## DATA ROWS:
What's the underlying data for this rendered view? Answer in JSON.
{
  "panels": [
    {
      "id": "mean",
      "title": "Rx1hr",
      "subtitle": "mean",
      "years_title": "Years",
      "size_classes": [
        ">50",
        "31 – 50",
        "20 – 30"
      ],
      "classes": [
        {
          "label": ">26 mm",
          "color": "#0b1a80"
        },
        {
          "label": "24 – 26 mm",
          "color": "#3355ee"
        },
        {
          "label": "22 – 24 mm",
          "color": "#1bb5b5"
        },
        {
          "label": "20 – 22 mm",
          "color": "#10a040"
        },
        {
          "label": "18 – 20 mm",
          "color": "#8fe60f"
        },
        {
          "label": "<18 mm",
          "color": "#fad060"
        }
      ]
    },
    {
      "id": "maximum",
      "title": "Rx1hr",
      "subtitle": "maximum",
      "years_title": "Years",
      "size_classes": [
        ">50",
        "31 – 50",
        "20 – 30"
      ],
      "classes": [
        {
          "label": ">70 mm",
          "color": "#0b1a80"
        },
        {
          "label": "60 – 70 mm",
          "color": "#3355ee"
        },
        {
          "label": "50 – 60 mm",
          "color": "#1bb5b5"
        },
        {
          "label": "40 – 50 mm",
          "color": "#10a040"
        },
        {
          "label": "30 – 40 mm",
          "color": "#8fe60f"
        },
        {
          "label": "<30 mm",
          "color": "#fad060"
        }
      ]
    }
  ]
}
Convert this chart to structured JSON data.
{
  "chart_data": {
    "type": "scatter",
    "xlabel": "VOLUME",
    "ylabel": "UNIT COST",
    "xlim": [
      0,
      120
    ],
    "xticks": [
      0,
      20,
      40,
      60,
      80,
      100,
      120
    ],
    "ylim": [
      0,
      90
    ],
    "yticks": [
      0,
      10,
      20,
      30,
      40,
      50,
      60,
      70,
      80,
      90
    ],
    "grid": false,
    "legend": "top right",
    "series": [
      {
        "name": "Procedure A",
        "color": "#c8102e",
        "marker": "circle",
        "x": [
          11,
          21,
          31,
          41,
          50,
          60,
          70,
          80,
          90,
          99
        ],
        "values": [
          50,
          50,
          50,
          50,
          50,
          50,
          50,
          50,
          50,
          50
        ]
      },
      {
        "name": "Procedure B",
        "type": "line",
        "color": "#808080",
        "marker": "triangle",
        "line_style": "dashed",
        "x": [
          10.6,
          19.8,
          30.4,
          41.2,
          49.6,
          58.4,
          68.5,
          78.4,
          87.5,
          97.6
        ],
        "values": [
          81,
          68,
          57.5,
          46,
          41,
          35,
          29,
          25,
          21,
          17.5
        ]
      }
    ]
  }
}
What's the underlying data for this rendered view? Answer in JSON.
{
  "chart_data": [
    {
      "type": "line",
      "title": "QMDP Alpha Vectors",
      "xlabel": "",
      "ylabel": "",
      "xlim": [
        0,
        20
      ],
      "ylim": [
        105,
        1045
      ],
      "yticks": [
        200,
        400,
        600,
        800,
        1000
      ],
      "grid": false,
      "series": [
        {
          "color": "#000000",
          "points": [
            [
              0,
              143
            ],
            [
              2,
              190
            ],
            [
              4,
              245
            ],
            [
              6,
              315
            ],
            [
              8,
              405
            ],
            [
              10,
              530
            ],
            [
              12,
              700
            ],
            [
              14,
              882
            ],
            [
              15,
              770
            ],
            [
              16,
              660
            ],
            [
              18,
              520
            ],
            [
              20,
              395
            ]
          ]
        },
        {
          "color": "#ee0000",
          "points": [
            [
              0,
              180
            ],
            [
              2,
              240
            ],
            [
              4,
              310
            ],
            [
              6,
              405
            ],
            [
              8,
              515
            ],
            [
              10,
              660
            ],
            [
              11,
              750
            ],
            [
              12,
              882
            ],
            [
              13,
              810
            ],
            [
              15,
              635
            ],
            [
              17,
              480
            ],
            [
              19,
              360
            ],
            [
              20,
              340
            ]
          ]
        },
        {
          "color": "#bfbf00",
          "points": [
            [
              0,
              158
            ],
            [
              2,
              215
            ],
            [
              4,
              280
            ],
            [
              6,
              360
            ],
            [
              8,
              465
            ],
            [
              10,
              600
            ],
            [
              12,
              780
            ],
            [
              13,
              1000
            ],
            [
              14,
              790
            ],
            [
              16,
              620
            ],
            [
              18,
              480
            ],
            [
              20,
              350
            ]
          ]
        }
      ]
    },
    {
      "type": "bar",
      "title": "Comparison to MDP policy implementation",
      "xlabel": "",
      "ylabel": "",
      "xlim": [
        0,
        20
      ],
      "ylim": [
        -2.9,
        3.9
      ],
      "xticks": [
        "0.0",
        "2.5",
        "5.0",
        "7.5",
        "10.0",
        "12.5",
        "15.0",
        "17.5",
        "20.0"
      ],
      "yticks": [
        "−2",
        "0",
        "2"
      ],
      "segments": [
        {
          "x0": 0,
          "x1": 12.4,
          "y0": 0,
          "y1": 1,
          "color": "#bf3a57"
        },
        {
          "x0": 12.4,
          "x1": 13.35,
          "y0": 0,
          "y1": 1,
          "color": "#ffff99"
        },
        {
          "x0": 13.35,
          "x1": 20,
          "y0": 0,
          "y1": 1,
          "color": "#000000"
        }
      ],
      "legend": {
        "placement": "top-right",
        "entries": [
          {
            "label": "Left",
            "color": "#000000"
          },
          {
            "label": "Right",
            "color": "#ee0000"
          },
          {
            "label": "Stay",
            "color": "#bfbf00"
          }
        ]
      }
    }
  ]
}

## TO BE DONE:
Reproduce the data, keeping every line exactly the same.

## TASK SOLUTION:
What's the underlying data for this rendered view? Answer in JSON.
{
  "panels": [
    {
      "id": "mean",
      "title": "Rx1hr",
      "subtitle": "mean",
      "years_title": "Years",
      "size_classes": [
        ">50",
        "31 – 50",
        "20 – 30"
      ],
      "classes": [
        {
          "label": ">26 mm",
          "color": "#0b1a80"
        },
        {
          "label": "24 – 26 mm",
          "color": "#3355ee"
        },
        {
          "label": "22 – 24 mm",
          "color": "#1bb5b5"
        },
        {
          "label": "20 – 22 mm",
          "color": "#10a040"
        },
        {
          "label": "18 – 20 mm",
          "color": "#8fe60f"
        },
        {
          "label": "<18 mm",
          "color": "#fad060"
        }
      ]
    },
    {
      "id": "maximum",
      "title": "Rx1hr",
      "subtitle": "maximum",
      "years_title": "Years",
      "size_classes": [
        ">50",
        "31 – 50",
        "20 – 30"
      ],
      "classes": [
        {
          "label": ">70 mm",
          "color": "#0b1a80"
        },
        {
          "label": "60 – 70 mm",
          "color": "#3355ee"
        },
        {
          "label": "50 – 60 mm",
          "color": "#1bb5b5"
        },
        {
          "label": "40 – 50 mm",
          "color": "#10a040"
        },
        {
          "label": "30 – 40 mm",
          "color": "#8fe60f"
        },
        {
          "label": "<30 mm",
          "color": "#fad060"
        }
      ]
    }
  ]
}
Convert this chart to structured JSON data.
{
  "chart_data": {
    "type": "scatter",
    "xlabel": "VOLUME",
    "ylabel": "UNIT COST",
    "xlim": [
      0,
      120
    ],
    "xticks": [
      0,
      20,
      40,
      60,
      80,
      100,
      120
    ],
    "ylim": [
      0,
      90
    ],
    "yticks": [
      0,
      10,
      20,
      30,
      40,
      50,
      60,
      70,
      80,
      90
    ],
    "grid": false,
    "legend": "top right",
    "series": [
      {
        "name": "Procedure A",
        "color": "#c8102e",
        "marker": "circle",
        "x": [
          11,
          21,
          31,
          41,
          50,
          60,
          70,
          80,
          90,
          99
        ],
        "values": [
          50,
          50,
          50,
          50,
          50,
          50,
          50,
          50,
          50,
          50
        ]
      },
      {
        "name": "Procedure B",
        "type": "line",
        "color": "#808080",
        "marker": "triangle",
        "line_style": "dashed",
        "x": [
          10.6,
          19.8,
          30.4,
          41.2,
          49.6,
          58.4,
          68.5,
          78.4,
          87.5,
          97.6
        ],
        "values": [
          81,
          68,
          57.5,
          46,
          41,
          35,
          29,
          25,
          21,
          17.5
        ]
      }
    ]
  }
}
What's the underlying data for this rendered view? Answer in JSON.
{
  "chart_data": [
    {
      "type": "line",
      "title": "QMDP Alpha Vectors",
      "xlabel": "",
      "ylabel": "",
      "xlim": [
        0,
        20
      ],
      "ylim": [
        105,
        1045
      ],
      "yticks": [
        200,
        400,
        600,
        800,
        1000
      ],
      "grid": false,
      "series": [
        {
          "color": "#000000",
          "points": [
            [
              0,
              143
            ],
            [
              2,
              190
            ],
            [
              4,
              245
            ],
            [
              6,
              315
            ],
            [
              8,
              405
            ],
            [
              10,
              530
            ],
            [
              12,
              700
            ],
            [
              14,
              882
            ],
            [
              15,
              770
            ],
            [
              16,
              660
            ],
            [
              18,
              520
            ],
            [
              20,
              395
            ]
          ]
        },
        {
          "color": "#ee0000",
          "points": [
            [
              0,
              180
            ],
            [
              2,
              240
            ],
            [
              4,
              310
            ],
            [
              6,
              405
            ],
            [
              8,
              515
            ],
            [
              10,
              660
            ],
            [
              11,
              750
            ],
            [
              12,
              882
            ],
            [
              13,
              810
            ],
            [
              15,
              635
            ],
            [
              17,
              480
            ],
            [
              19,
              360
            ],
            [
              20,
              340
            ]
          ]
        },
        {
          "color": "#bfbf00",
          "points": [
            [
              0,
              158
            ],
            [
              2,
              215
            ],
            [
              4,
              280
            ],
            [
              6,
              360
            ],
            [
              8,
              465
            ],
            [
              10,
              600
            ],
            [
              12,
              780
            ],
            [
              13,
              1000
            ],
            [
              14,
              790
            ],
            [
              16,
              620
            ],
            [
              18,
              480
            ],
            [
              20,
              350
            ]
          ]
        }
      ]
    },
    {
      "type": "bar",
      "title": "Comparison to MDP policy implementation",
      "xlabel": "",
      "ylabel": "",
      "xlim": [
        0,
        20
      ],
      "ylim": [
        -2.9,
        3.9
      ],
      "xticks": [
        "0.0",
        "2.5",
        "5.0",
        "7.5",
        "10.0",
        "12.5",
        "15.0",
        "17.5",
        "20.0"
      ],
      "yticks": [
        "−2",
        "0",
        "2"
      ],
      "segments": [
        {
          "x0": 0,
          "x1": 12.4,
          "y0": 0,
          "y1": 1,
          "color": "#bf3a57"
        },
        {
          "x0": 12.4,
          "x1": 13.35,
          "y0": 0,
          "y1": 1,
          "color": "#ffff99"
        },
        {
          "x0": 13.35,
          "x1": 20,
          "y0": 0,
          "y1": 1,
          "color": "#000000"
        }
      ],
      "legend": {
        "placement": "top-right",
        "entries": [
          {
            "label": "Left",
            "color": "#000000"
          },
          {
            "label": "Right",
            "color": "#ee0000"
          },
          {
            "label": "Stay",
            "color": "#bfbf00"
          }
        ]
      }
    }
  ]
}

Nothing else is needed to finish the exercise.